▸ **GIVEN TASK**:
Leave out the images and repeat the listing below without a single change.

▸ **Figure collection entries**:
-----

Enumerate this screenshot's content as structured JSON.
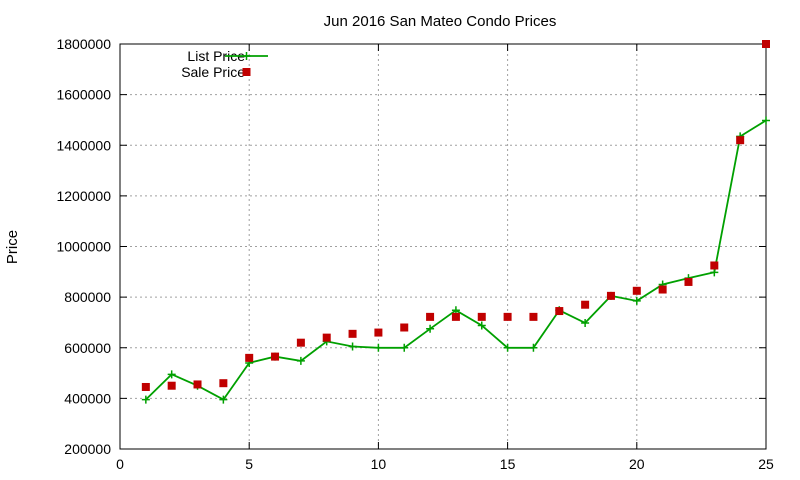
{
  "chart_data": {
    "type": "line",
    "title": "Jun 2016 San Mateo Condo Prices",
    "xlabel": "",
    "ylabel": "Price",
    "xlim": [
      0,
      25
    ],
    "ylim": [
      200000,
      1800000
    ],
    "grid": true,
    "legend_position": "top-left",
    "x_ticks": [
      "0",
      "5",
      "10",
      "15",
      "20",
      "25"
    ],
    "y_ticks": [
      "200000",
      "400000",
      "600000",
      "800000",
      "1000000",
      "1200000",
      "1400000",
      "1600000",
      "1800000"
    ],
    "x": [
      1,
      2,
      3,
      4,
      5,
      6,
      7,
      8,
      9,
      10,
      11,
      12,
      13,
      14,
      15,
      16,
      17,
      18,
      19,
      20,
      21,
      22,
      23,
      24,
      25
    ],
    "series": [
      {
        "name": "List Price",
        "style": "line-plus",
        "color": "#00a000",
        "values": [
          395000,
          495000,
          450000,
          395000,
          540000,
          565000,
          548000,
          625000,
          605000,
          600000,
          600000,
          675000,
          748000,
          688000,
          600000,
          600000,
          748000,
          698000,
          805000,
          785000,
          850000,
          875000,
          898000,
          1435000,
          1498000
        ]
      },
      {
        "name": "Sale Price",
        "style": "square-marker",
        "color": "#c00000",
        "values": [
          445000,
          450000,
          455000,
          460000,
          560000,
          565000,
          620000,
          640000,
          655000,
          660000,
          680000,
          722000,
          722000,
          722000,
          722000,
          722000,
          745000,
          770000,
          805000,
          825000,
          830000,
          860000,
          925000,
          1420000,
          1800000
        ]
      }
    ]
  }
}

-----

▸ **EXERCISE RESPONSE**:
Enumerate this screenshot's content as structured JSON.
{
  "chart_data": {
    "type": "line",
    "title": "Jun 2016 San Mateo Condo Prices",
    "xlabel": "",
    "ylabel": "Price",
    "xlim": [
      0,
      25
    ],
    "ylim": [
      200000,
      1800000
    ],
    "grid": true,
    "legend_position": "top-left",
    "x_ticks": [
      "0",
      "5",
      "10",
      "15",
      "20",
      "25"
    ],
    "y_ticks": [
      "200000",
      "400000",
      "600000",
      "800000",
      "1000000",
      "1200000",
      "1400000",
      "1600000",
      "1800000"
    ],
    "x": [
      1,
      2,
      3,
      4,
      5,
      6,
      7,
      8,
      9,
      10,
      11,
      12,
      13,
      14,
      15,
      16,
      17,
      18,
      19,
      20,
      21,
      22,
      23,
      24,
      25
    ],
    "series": [
      {
        "name": "List Price",
        "style": "line-plus",
        "color": "#00a000",
        "values": [
          395000,
          495000,
          450000,
          395000,
          540000,
          565000,
          548000,
          625000,
          605000,
          600000,
          600000,
          675000,
          748000,
          688000,
          600000,
          600000,
          748000,
          698000,
          805000,
          785000,
          850000,
          875000,
          898000,
          1435000,
          1498000
        ]
      },
      {
        "name": "Sale Price",
        "style": "square-marker",
        "color": "#c00000",
        "values": [
          445000,
          450000,
          455000,
          460000,
          560000,
          565000,
          620000,
          640000,
          655000,
          660000,
          680000,
          722000,
          722000,
          722000,
          722000,
          722000,
          745000,
          770000,
          805000,
          825000,
          830000,
          860000,
          925000,
          1420000,
          1800000
        ]
      }
    ]
  }
}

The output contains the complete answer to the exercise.